§ **Stated exercise**: Can you set down, word for word, the part of the passage about influential movies from "8. Clerks. This" to "with fart jokes."?

§ **Selected excerpt**:
But how did it influence me? Well, watching my adult friends turning into blubbering messes, well, that was something. We'd never seen our love and our aches personified on the big screen before, as heroes, as protagonists. I'd watched Casablanca so many times and wept in the right spaces, but, well, they were straight. I could only relate to them on some love, but I don't think I could totally understand.
Then I saw this movie.
And I cried too. For there, before me, was why everyone cried in Romeo and Juliet and every other heterosexual tragic love story. It wasn't in my skull. I didn't have to figure out why people in the audience were crying when I watched this Brokeback. Instead? My heart cried for me. For the first time, I got it.
8. Clerks. This was it. Up until this point, art movies were unreachable. Beautiful people speaking poetry and making us Think Deeply.
But this movie changed the game. An arthouse movie. Jokes that were about penises and farts and Star Wars.
And it was an art movie.
It had no Deep Thoughts. The message was direct and not hidden behind symbolism and vague analogy.
Fart jokes. In glorious black and white.
Here's the thing? I'm not into comedies. At all. I'd spent so much time with the art stuff, I think I closed that part out of me, I was becoming a hipster before becoming a hipster was annoying. How did that work? The movie was such a unique experience, I realized that, true art is, at it's core, just expression.
And sometimes, taht's with fart jokes.
It influenced me on that, well, just do it. Write what you want to write. Create your art. Let the chips fall where they may.

§ **Data excerpt**:
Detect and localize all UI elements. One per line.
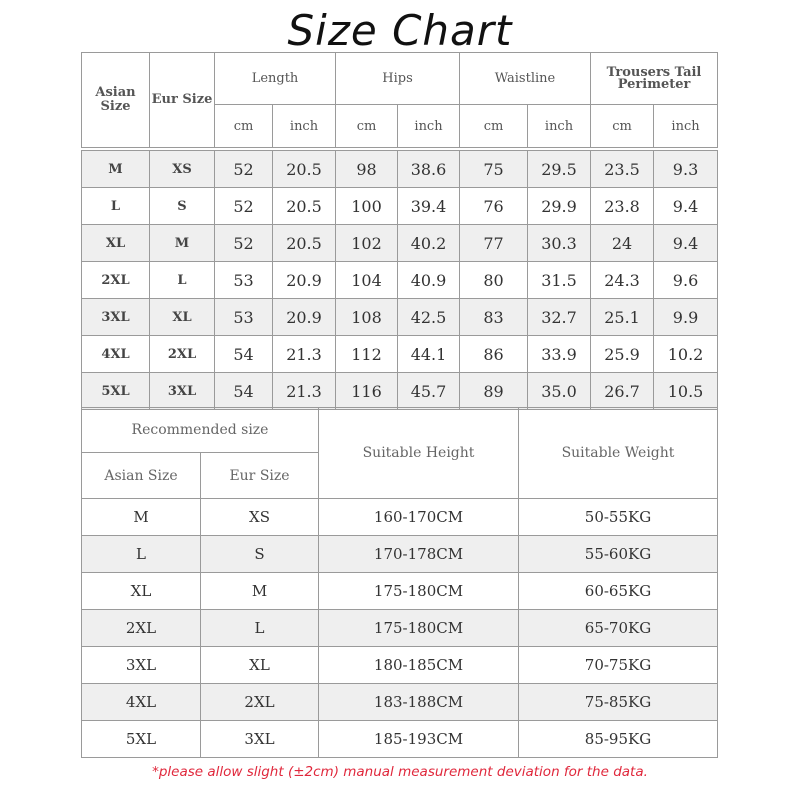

§ **Full answer**:
8. Clerks. This was it. Up until this point, art movies were unreachable. Beautiful people speaking poetry and making us Think Deeply.
But this movie changed the game. An arthouse movie. Jokes that were about penises and farts and Star Wars.
And it was an art movie.
It had no Deep Thoughts. The message was direct and not hidden behind symbolism and vague analogy.
Fart jokes. In glorious black and white.
Here's the thing? I'm not into comedies. At all. I'd spent so much time with the art stuff, I think I closed that part out of me, I was becoming a hipster before becoming a hipster was annoying. How did that work? The movie was such a unique experience, I realized that, true art is, at it's core, just expression.
And sometimes, taht's with fart jokes.